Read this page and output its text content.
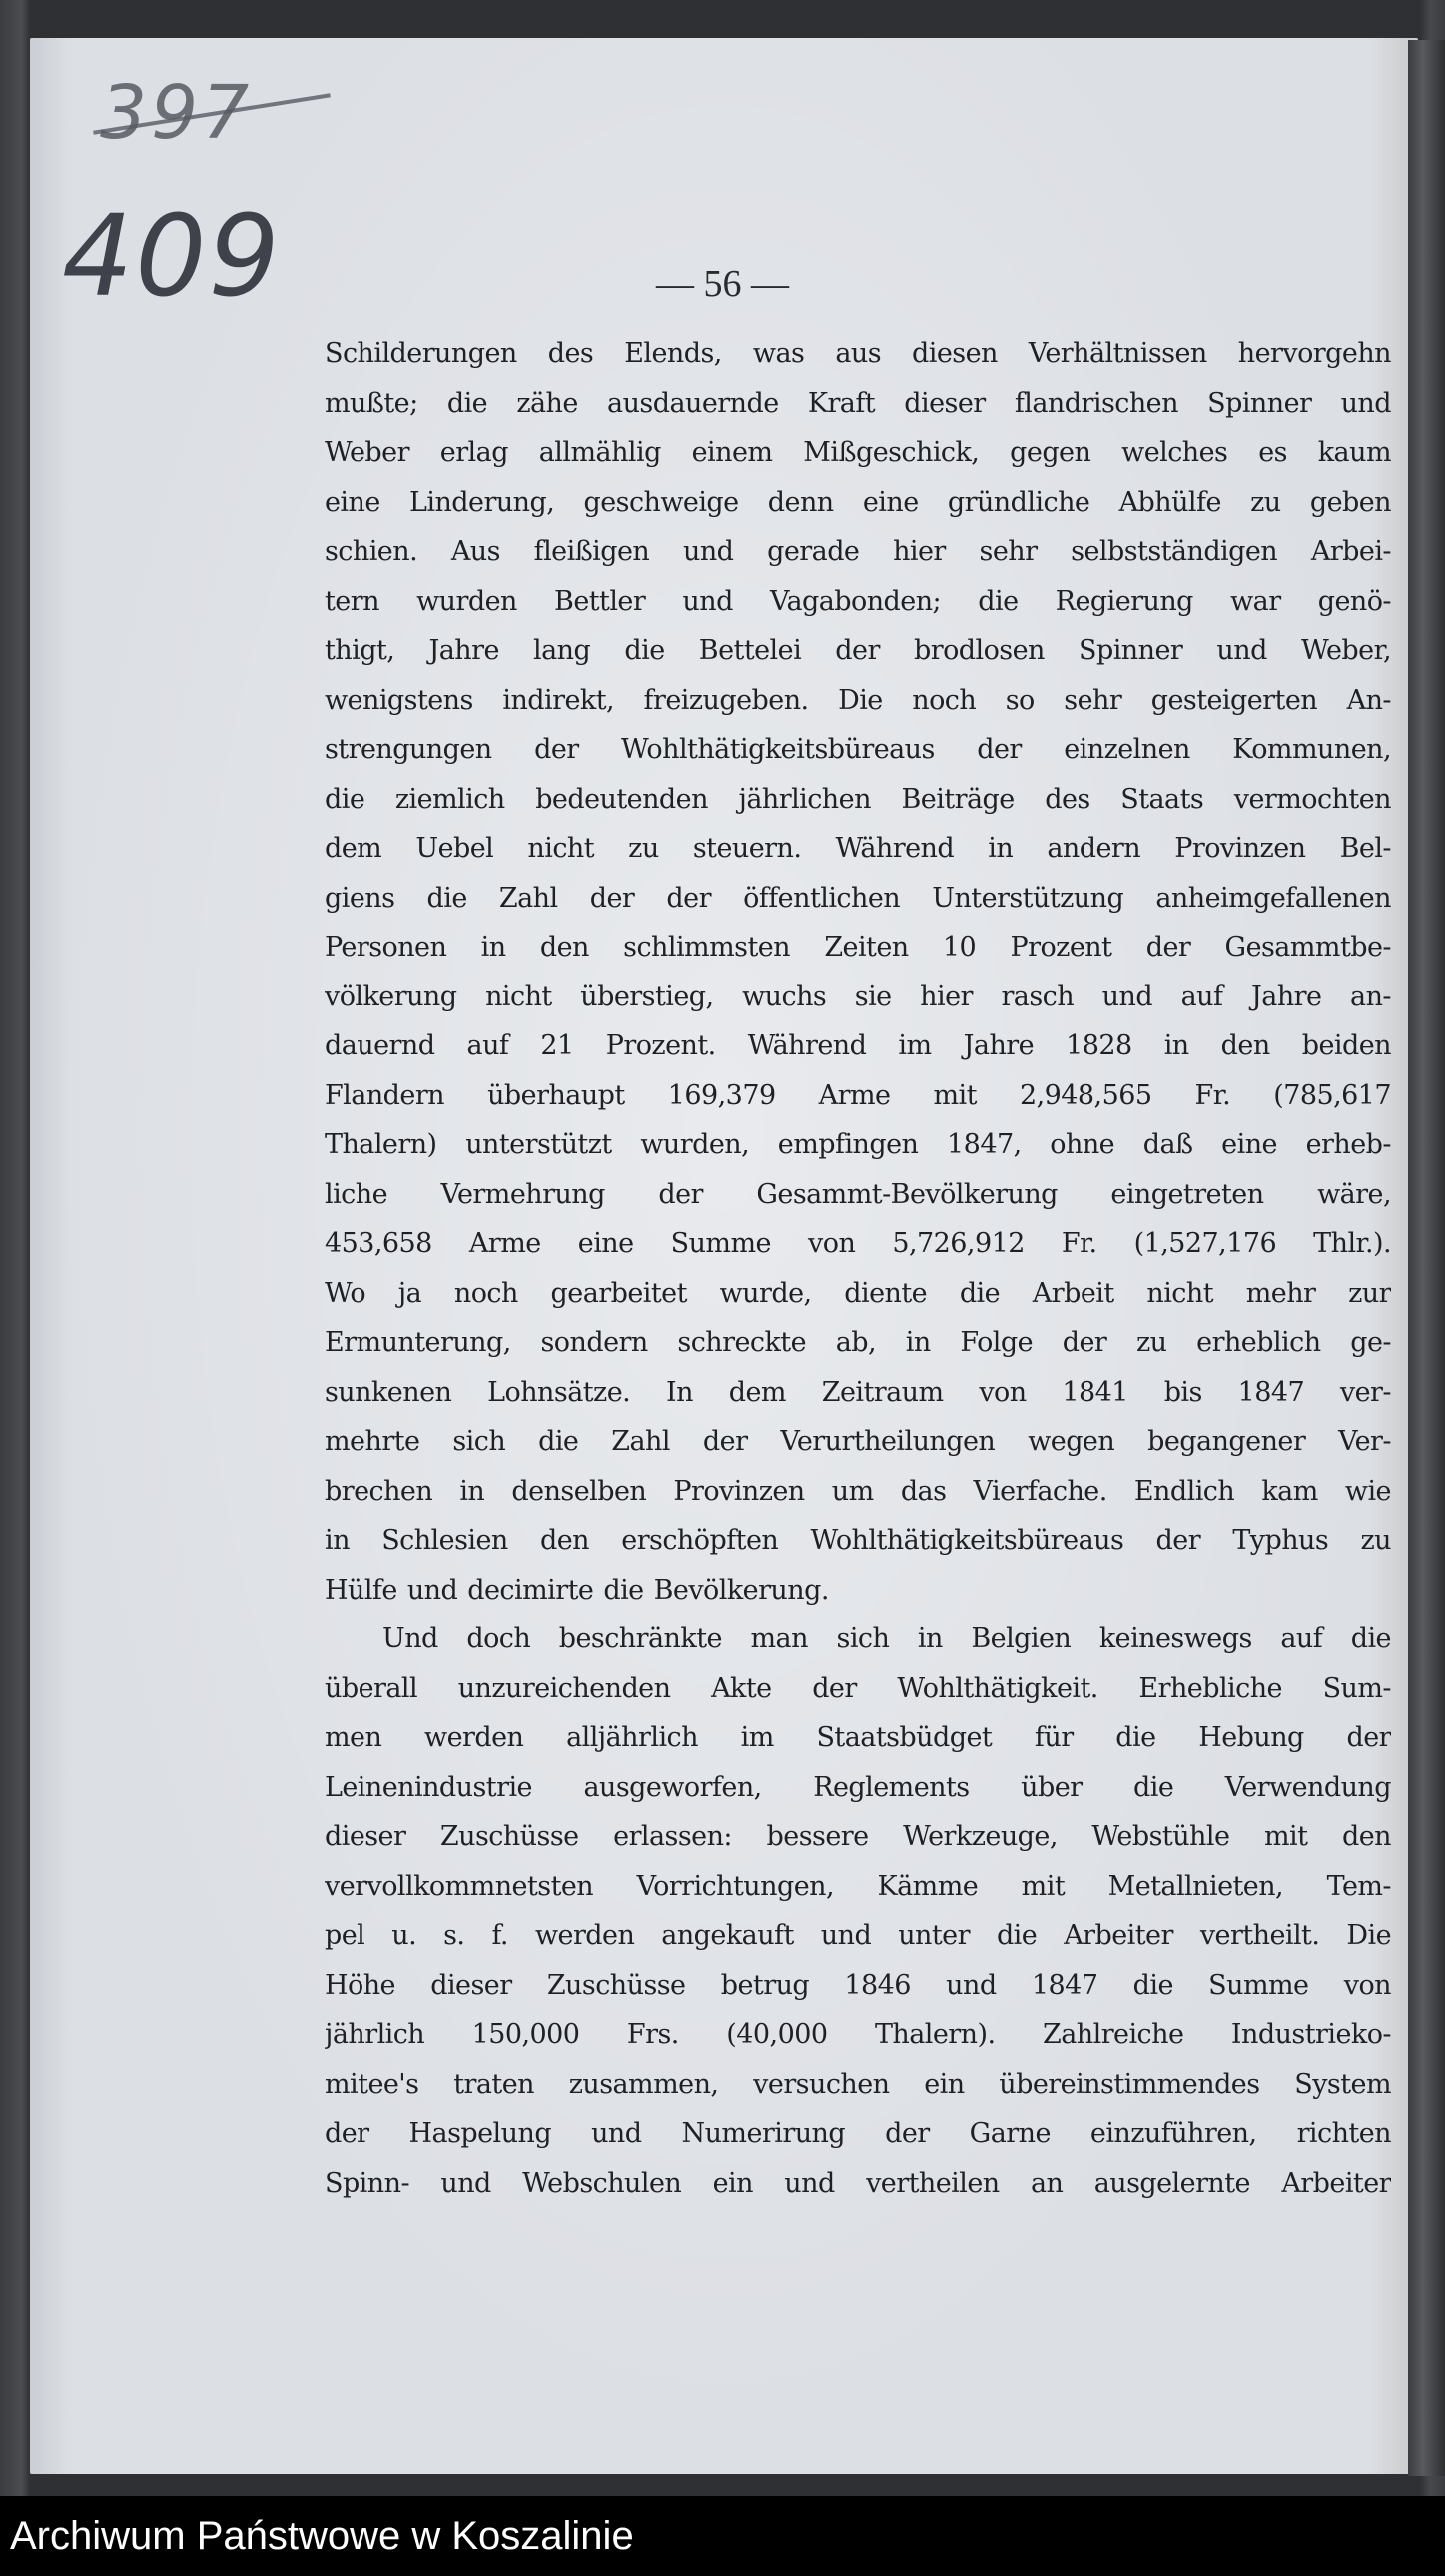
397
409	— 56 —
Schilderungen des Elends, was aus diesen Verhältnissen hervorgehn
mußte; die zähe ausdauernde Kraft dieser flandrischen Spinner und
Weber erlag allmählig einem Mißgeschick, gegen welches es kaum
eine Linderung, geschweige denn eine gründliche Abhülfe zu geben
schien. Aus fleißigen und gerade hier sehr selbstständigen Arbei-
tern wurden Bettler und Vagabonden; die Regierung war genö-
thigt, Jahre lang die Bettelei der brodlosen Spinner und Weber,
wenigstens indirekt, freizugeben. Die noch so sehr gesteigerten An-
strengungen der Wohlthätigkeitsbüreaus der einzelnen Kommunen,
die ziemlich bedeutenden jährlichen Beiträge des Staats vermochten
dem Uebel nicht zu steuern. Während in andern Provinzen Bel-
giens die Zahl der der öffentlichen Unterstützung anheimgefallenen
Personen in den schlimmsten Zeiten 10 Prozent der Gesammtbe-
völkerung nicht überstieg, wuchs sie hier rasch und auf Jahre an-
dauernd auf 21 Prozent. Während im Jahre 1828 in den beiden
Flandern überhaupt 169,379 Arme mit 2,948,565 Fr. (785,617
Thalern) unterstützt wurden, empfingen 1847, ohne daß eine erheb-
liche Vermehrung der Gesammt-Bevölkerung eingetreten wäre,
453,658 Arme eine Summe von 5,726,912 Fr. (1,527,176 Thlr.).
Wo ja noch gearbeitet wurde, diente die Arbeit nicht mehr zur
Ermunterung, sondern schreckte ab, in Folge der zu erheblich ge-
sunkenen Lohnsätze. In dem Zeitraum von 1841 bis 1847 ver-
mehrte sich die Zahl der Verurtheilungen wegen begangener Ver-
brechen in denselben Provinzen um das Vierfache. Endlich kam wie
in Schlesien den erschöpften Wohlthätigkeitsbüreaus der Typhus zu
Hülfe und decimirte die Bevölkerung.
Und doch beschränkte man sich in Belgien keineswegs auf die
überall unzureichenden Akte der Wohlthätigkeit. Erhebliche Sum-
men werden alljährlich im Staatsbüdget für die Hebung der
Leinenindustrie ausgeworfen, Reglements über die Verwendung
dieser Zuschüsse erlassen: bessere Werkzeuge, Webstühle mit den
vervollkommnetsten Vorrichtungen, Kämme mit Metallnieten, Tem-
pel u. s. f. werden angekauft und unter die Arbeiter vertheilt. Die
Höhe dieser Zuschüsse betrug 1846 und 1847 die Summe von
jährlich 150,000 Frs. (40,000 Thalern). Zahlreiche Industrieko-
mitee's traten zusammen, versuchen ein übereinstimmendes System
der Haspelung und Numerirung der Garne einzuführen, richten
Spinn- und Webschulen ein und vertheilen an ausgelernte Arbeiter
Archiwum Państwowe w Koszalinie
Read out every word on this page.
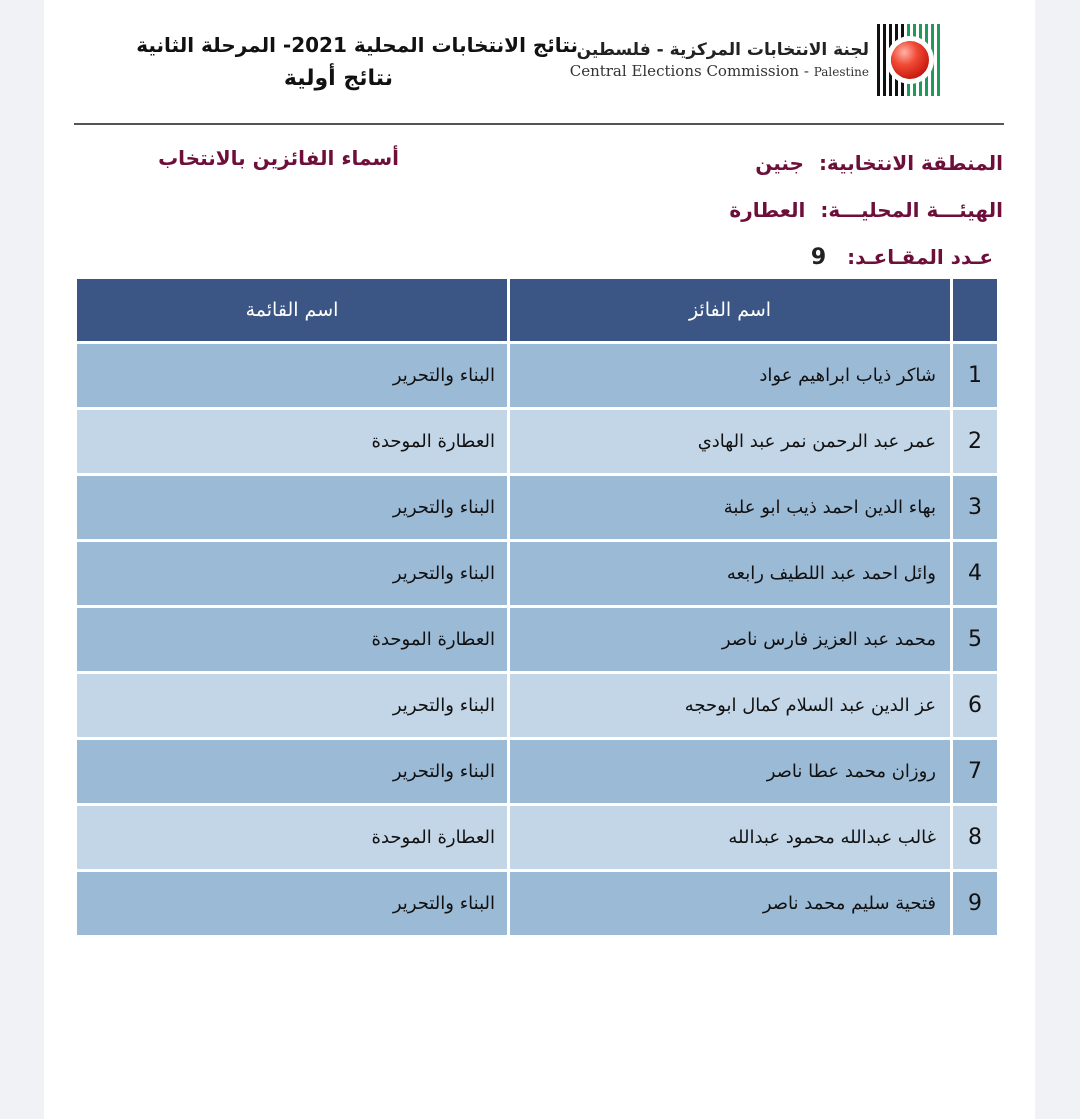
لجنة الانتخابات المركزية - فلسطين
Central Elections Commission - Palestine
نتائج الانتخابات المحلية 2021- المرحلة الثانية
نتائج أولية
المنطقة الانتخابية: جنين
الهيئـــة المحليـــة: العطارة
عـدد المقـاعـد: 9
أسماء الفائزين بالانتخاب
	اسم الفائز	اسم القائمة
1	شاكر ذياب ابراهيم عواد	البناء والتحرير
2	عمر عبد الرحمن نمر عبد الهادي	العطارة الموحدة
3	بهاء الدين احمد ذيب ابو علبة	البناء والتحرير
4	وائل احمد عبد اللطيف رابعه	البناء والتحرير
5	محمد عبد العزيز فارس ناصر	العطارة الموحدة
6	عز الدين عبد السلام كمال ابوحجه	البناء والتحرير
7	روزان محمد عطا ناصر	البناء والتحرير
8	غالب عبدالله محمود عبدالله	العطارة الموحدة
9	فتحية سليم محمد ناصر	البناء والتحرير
#####
## Problem details
Copy out the entries verbatim and leave the images out.

## Exercise output
Read this page and output its text content.
397
409	— 56 —
Schilderungen des Elends, was aus diesen Verhältnissen hervorgehn
mußte; die zähe ausdauernde Kraft dieser flandrischen Spinner und
Weber erlag allmählig einem Mißgeschick, gegen welches es kaum
eine Linderung, geschweige denn eine gründliche Abhülfe zu geben
schien. Aus fleißigen und gerade hier sehr selbstständigen Arbei-
tern wurden Bettler und Vagabonden; die Regierung war genö-
thigt, Jahre lang die Bettelei der brodlosen Spinner und Weber,
wenigstens indirekt, freizugeben. Die noch so sehr gesteigerten An-
strengungen der Wohlthätigkeitsbüreaus der einzelnen Kommunen,
die ziemlich bedeutenden jährlichen Beiträge des Staats vermochten
dem Uebel nicht zu steuern. Während in andern Provinzen Bel-
giens die Zahl der der öffentlichen Unterstützung anheimgefallenen
Personen in den schlimmsten Zeiten 10 Prozent der Gesammtbe-
völkerung nicht überstieg, wuchs sie hier rasch und auf Jahre an-
dauernd auf 21 Prozent. Während im Jahre 1828 in den beiden
Flandern überhaupt 169,379 Arme mit 2,948,565 Fr. (785,617
Thalern) unterstützt wurden, empfingen 1847, ohne daß eine erheb-
liche Vermehrung der Gesammt-Bevölkerung eingetreten wäre,
453,658 Arme eine Summe von 5,726,912 Fr. (1,527,176 Thlr.).
Wo ja noch gearbeitet wurde, diente die Arbeit nicht mehr zur
Ermunterung, sondern schreckte ab, in Folge der zu erheblich ge-
sunkenen Lohnsätze. In dem Zeitraum von 1841 bis 1847 ver-
mehrte sich die Zahl der Verurtheilungen wegen begangener Ver-
brechen in denselben Provinzen um das Vierfache. Endlich kam wie
in Schlesien den erschöpften Wohlthätigkeitsbüreaus der Typhus zu
Hülfe und decimirte die Bevölkerung.
Und doch beschränkte man sich in Belgien keineswegs auf die
überall unzureichenden Akte der Wohlthätigkeit. Erhebliche Sum-
men werden alljährlich im Staatsbüdget für die Hebung der
Leinenindustrie ausgeworfen, Reglements über die Verwendung
dieser Zuschüsse erlassen: bessere Werkzeuge, Webstühle mit den
vervollkommnetsten Vorrichtungen, Kämme mit Metallnieten, Tem-
pel u. s. f. werden angekauft und unter die Arbeiter vertheilt. Die
Höhe dieser Zuschüsse betrug 1846 und 1847 die Summe von
jährlich 150,000 Frs. (40,000 Thalern). Zahlreiche Industrieko-
mitee's traten zusammen, versuchen ein übereinstimmendes System
der Haspelung und Numerirung der Garne einzuführen, richten
Spinn- und Webschulen ein und vertheilen an ausgelernte Arbeiter
Archiwum Państwowe w Koszalinie
Read out every word on this page.
لجنة الانتخابات المركزية - فلسطين
Central Elections Commission - Palestine
نتائج الانتخابات المحلية 2021- المرحلة الثانية
نتائج أولية
المنطقة الانتخابية: جنين
الهيئـــة المحليـــة: العطارة
عـدد المقـاعـد: 9
أسماء الفائزين بالانتخاب
	اسم الفائز	اسم القائمة
1	شاكر ذياب ابراهيم عواد	البناء والتحرير
2	عمر عبد الرحمن نمر عبد الهادي	العطارة الموحدة
3	بهاء الدين احمد ذيب ابو علبة	البناء والتحرير
4	وائل احمد عبد اللطيف رابعه	البناء والتحرير
5	محمد عبد العزيز فارس ناصر	العطارة الموحدة
6	عز الدين عبد السلام كمال ابوحجه	البناء والتحرير
7	روزان محمد عطا ناصر	البناء والتحرير
8	غالب عبدالله محمود عبدالله	العطارة الموحدة
9	فتحية سليم محمد ناصر	البناء والتحرير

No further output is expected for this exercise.